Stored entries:
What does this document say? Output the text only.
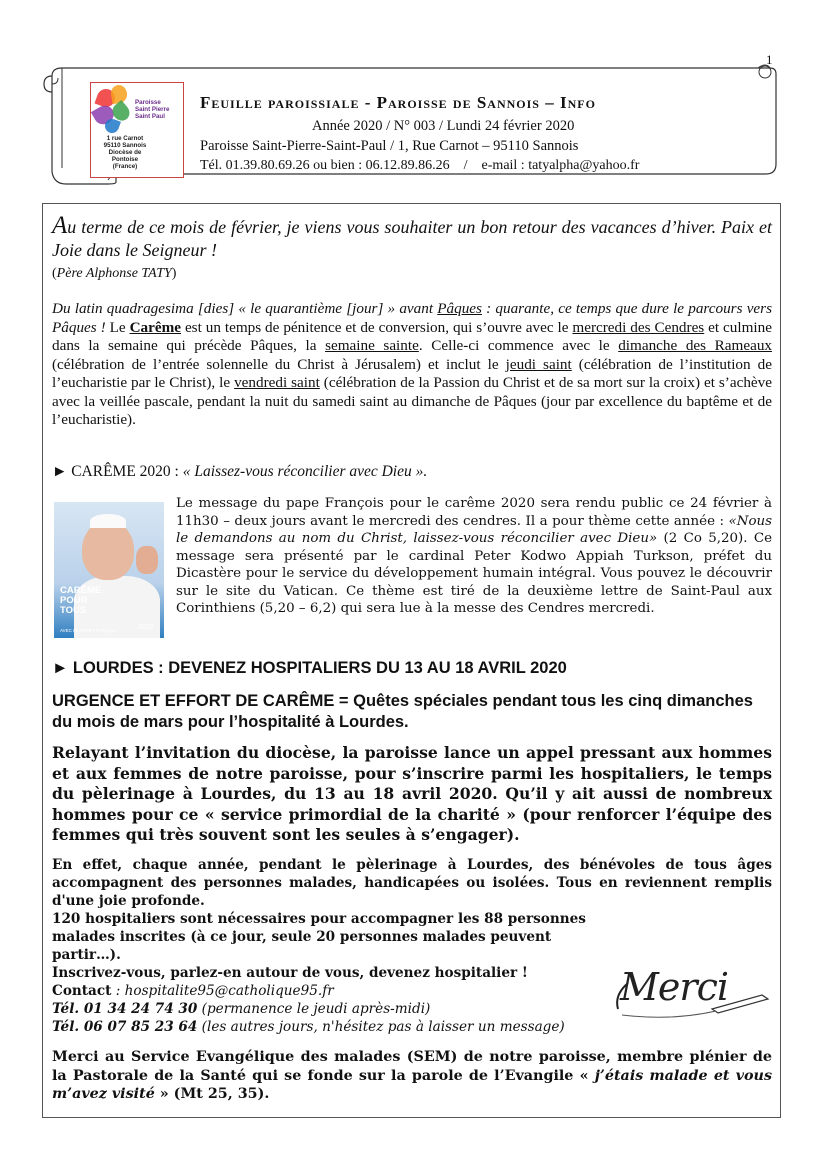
1
Paroisse
Saint Pierre
Saint Paul
1 rue Carnot
95110 Sannois
Diocèse de
Pontoise (France)
Feuille paroissiale - Paroisse de Sannois – Info
Année 2020 / N° 003 / Lundi 24 février 2020
Paroisse Saint-Pierre-Saint-Paul / 1, Rue Carnot – 95110 Sannois
Tél. 01.39.80.69.26 ou bien : 06.12.89.86.26 / e-mail : tatyalpha@yahoo.fr
Au terme de ce mois de février, je viens vous souhaiter un bon retour des vacances d’hiver. Paix et Joie dans le Seigneur !
(Père Alphonse TATY)
Du latin quadragesima [dies] « le quarantième [jour] » avant Pâques : quarante, ce temps que dure le parcours vers Pâques ! Le Carême est un temps de pénitence et de conversion, qui s’ouvre avec le mercredi des Cendres et culmine dans la semaine qui précède Pâques, la semaine sainte. Celle-ci commence avec le dimanche des Rameaux (célébration de l’entrée solennelle du Christ à Jérusalem) et inclut le jeudi saint (célébration de l’institution de l’eucharistie par le Christ), le vendredi saint (célébration de la Passion du Christ et de sa mort sur la croix) et s’achève avec la veillée pascale, pendant la nuit du samedi saint au dimanche de Pâques (jour par excellence du baptême et de l’eucharistie).
► CARÊME 2020 : « Laissez-vous réconcilier avec Dieu ».
CARÊME
POUR
TOUS
AVEC LE PAPE FRANÇOIS	2020
Le message du pape François pour le carême 2020 sera rendu public ce 24 février à 11h30 – deux jours avant le mercredi des cendres. Il a pour thème cette année : «Nous le demandons au nom du Christ, laissez-vous réconcilier avec Dieu» (2 Co 5,20). Ce message sera présenté par le cardinal Peter Kodwo Appiah Turkson, préfet du Dicastère pour le service du développement humain intégral. Vous pouvez le découvrir sur le site du Vatican. Ce thème est tiré de la deuxième lettre de Saint-Paul aux Corinthiens (5,20 – 6,2) qui sera lue à la messe des Cendres mercredi.
► LOURDES : DEVENEZ HOSPITALIERS DU 13 AU 18 AVRIL 2020
URGENCE ET EFFORT DE CARÊME = Quêtes spéciales pendant tous les cinq dimanches du mois de mars pour l’hospitalité à Lourdes.
Relayant l’invitation du diocèse, la paroisse lance un appel pressant aux hommes et aux femmes de notre paroisse, pour s’inscrire parmi les hospitaliers, le temps du pèlerinage à Lourdes, du 13 au 18 avril 2020. Qu’il y ait aussi de nombreux hommes pour ce « service primordial de la charité » (pour renforcer l’équipe des femmes qui très souvent sont les seules à s’engager).
En effet, chaque année, pendant le pèlerinage à Lourdes, des bénévoles de tous âges accompagnent des personnes malades, handicapées ou isolées. Tous en reviennent remplis d'une joie profonde.
120 hospitaliers sont nécessaires pour accompagner les 88 personnes malades inscrites (à ce jour, seule 20 personnes malades peuvent partir…).
Inscrivez-vous, parlez-en autour de vous, devenez hospitalier !
Contact : hospitalite95@catholique95.fr
Tél. 01 34 24 74 30 (permanence le jeudi après-midi)
Tél. 06 07 85 23 64 (les autres jours, n'hésitez pas à laisser un message)
Merci
Merci au Service Evangélique des malades (SEM) de notre paroisse, membre plénier de la Pastorale de la Santé qui se fonde sur la parole de l’Evangile « j’étais malade et vous m’avez visité » (Mt 25, 35).
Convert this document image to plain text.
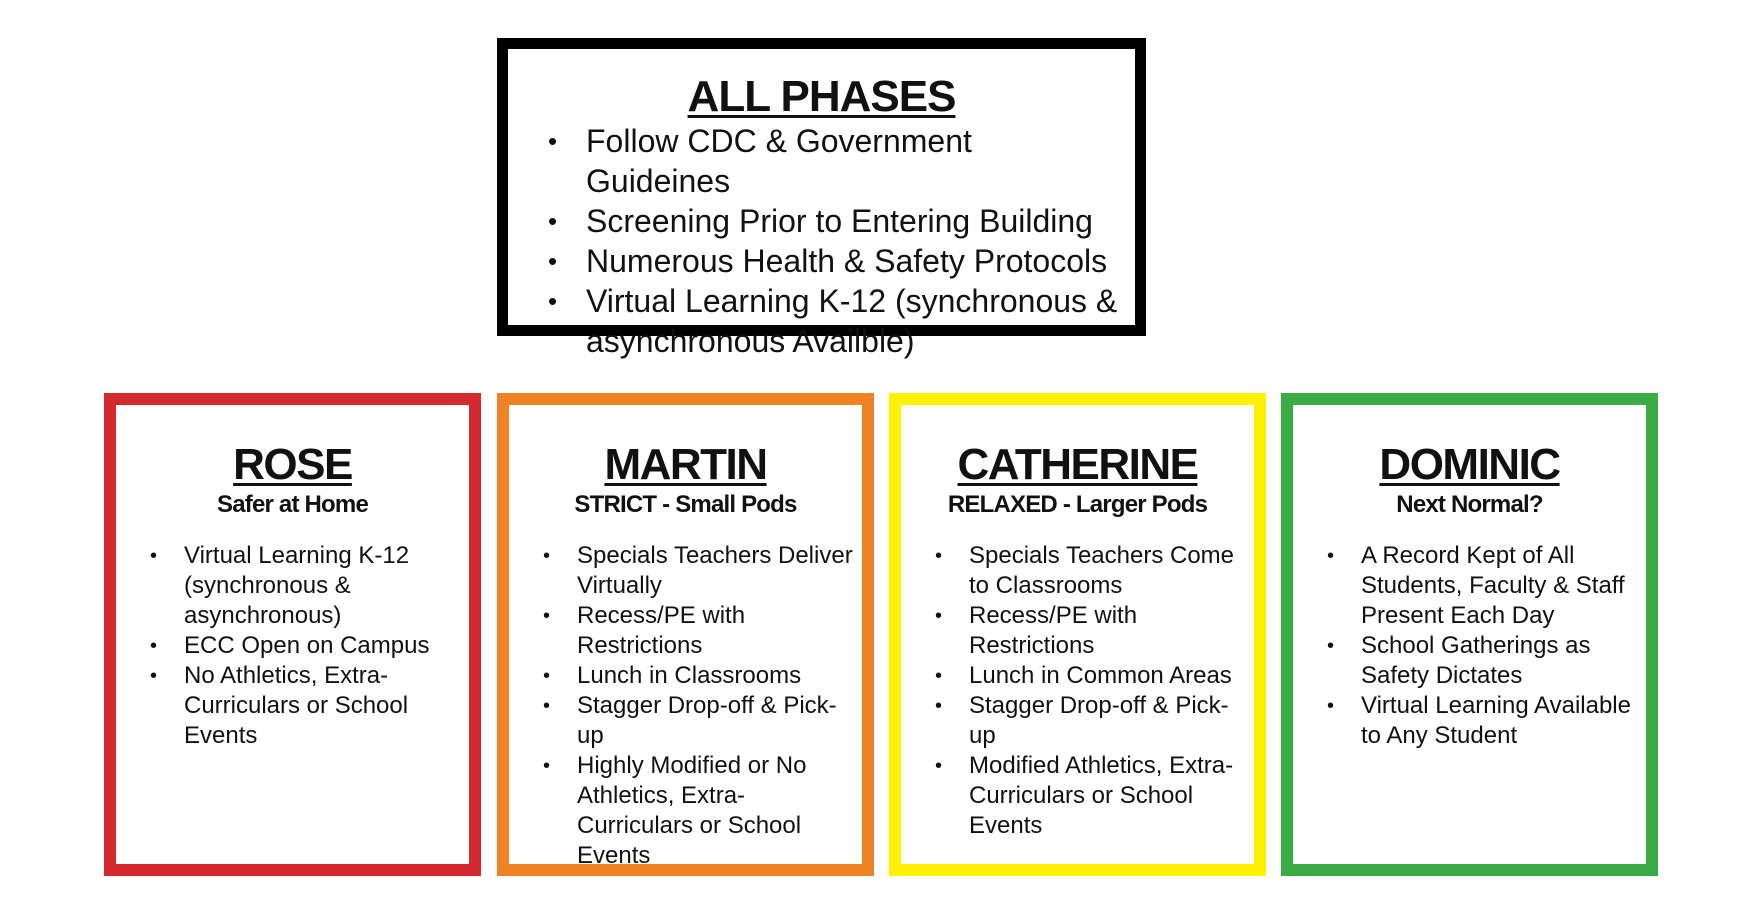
ALL PHASES
• Follow CDC & Government Guideines
• Screening Prior to Entering Building
• Numerous Health & Safety Protocols
• Virtual Learning K-12 (synchronous & asynchronous Availble)
ROSE
Safer at Home
• Virtual Learning K-12 (synchronous & asynchronous)
• ECC Open on Campus
• No Athletics, Extra-Curriculars or School Events
MARTIN
STRICT - Small Pods
• Specials Teachers Deliver Virtually
• Recess/PE with Restrictions
• Lunch in Classrooms
• Stagger Drop-off & Pick-up
• Highly Modified or No Athletics, Extra-Curriculars or School Events
CATHERINE
RELAXED - Larger Pods
• Specials Teachers Come to Classrooms
• Recess/PE with Restrictions
• Lunch in Common Areas
• Stagger Drop-off & Pick-up
• Modified Athletics, Extra-Curriculars or School Events
DOMINIC
Next Normal?
• A Record Kept of All Students, Faculty & Staff Present Each Day
• School Gatherings as Safety Dictates
• Virtual Learning Available to Any Student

▶ Given task: Each record must be quoted in full and exactly. Do not include the pictures.

▶ Expected answer:
What does this document say? Output the text only.
1
Paroisse
Saint Pierre
Saint Paul
1 rue Carnot
95110 Sannois
Diocèse de
Pontoise (France)
Feuille paroissiale - Paroisse de Sannois – Info
Année 2020 / N° 003 / Lundi 24 février 2020
Paroisse Saint-Pierre-Saint-Paul / 1, Rue Carnot – 95110 Sannois
Tél. 01.39.80.69.26 ou bien : 06.12.89.86.26 / e-mail : tatyalpha@yahoo.fr
Au terme de ce mois de février, je viens vous souhaiter un bon retour des vacances d’hiver. Paix et Joie dans le Seigneur !
(Père Alphonse TATY)
Du latin quadragesima [dies] « le quarantième [jour] » avant Pâques : quarante, ce temps que dure le parcours vers Pâques ! Le Carême est un temps de pénitence et de conversion, qui s’ouvre avec le mercredi des Cendres et culmine dans la semaine qui précède Pâques, la semaine sainte. Celle-ci commence avec le dimanche des Rameaux (célébration de l’entrée solennelle du Christ à Jérusalem) et inclut le jeudi saint (célébration de l’institution de l’eucharistie par le Christ), le vendredi saint (célébration de la Passion du Christ et de sa mort sur la croix) et s’achève avec la veillée pascale, pendant la nuit du samedi saint au dimanche de Pâques (jour par excellence du baptême et de l’eucharistie).
► CARÊME 2020 : « Laissez-vous réconcilier avec Dieu ».
CARÊME
POUR
TOUS
AVEC LE PAPE FRANÇOIS	2020
Le message du pape François pour le carême 2020 sera rendu public ce 24 février à 11h30 – deux jours avant le mercredi des cendres. Il a pour thème cette année : «Nous le demandons au nom du Christ, laissez-vous réconcilier avec Dieu» (2 Co 5,20). Ce message sera présenté par le cardinal Peter Kodwo Appiah Turkson, préfet du Dicastère pour le service du développement humain intégral. Vous pouvez le découvrir sur le site du Vatican. Ce thème est tiré de la deuxième lettre de Saint-Paul aux Corinthiens (5,20 – 6,2) qui sera lue à la messe des Cendres mercredi.
► LOURDES : DEVENEZ HOSPITALIERS DU 13 AU 18 AVRIL 2020
URGENCE ET EFFORT DE CARÊME = Quêtes spéciales pendant tous les cinq dimanches du mois de mars pour l’hospitalité à Lourdes.
Relayant l’invitation du diocèse, la paroisse lance un appel pressant aux hommes et aux femmes de notre paroisse, pour s’inscrire parmi les hospitaliers, le temps du pèlerinage à Lourdes, du 13 au 18 avril 2020. Qu’il y ait aussi de nombreux hommes pour ce « service primordial de la charité » (pour renforcer l’équipe des femmes qui très souvent sont les seules à s’engager).
En effet, chaque année, pendant le pèlerinage à Lourdes, des bénévoles de tous âges accompagnent des personnes malades, handicapées ou isolées. Tous en reviennent remplis d'une joie profonde.
120 hospitaliers sont nécessaires pour accompagner les 88 personnes malades inscrites (à ce jour, seule 20 personnes malades peuvent partir…).
Inscrivez-vous, parlez-en autour de vous, devenez hospitalier !
Contact : hospitalite95@catholique95.fr
Tél. 01 34 24 74 30 (permanence le jeudi après-midi)
Tél. 06 07 85 23 64 (les autres jours, n'hésitez pas à laisser un message)
Merci
Merci au Service Evangélique des malades (SEM) de notre paroisse, membre plénier de la Pastorale de la Santé qui se fonde sur la parole de l’Evangile « j’étais malade et vous m’avez visité » (Mt 25, 35).
Convert this document image to plain text.
ALL PHASES
• Follow CDC & Government Guideines
• Screening Prior to Entering Building
• Numerous Health & Safety Protocols
• Virtual Learning K-12 (synchronous & asynchronous Availble)
ROSE
Safer at Home
• Virtual Learning K-12 (synchronous & asynchronous)
• ECC Open on Campus
• No Athletics, Extra-Curriculars or School Events
MARTIN
STRICT - Small Pods
• Specials Teachers Deliver Virtually
• Recess/PE with Restrictions
• Lunch in Classrooms
• Stagger Drop-off & Pick-up
• Highly Modified or No Athletics, Extra-Curriculars or School Events
CATHERINE
RELAXED - Larger Pods
• Specials Teachers Come to Classrooms
• Recess/PE with Restrictions
• Lunch in Common Areas
• Stagger Drop-off & Pick-up
• Modified Athletics, Extra-Curriculars or School Events
DOMINIC
Next Normal?
• A Record Kept of All Students, Faculty & Staff Present Each Day
• School Gatherings as Safety Dictates
• Virtual Learning Available to Any Student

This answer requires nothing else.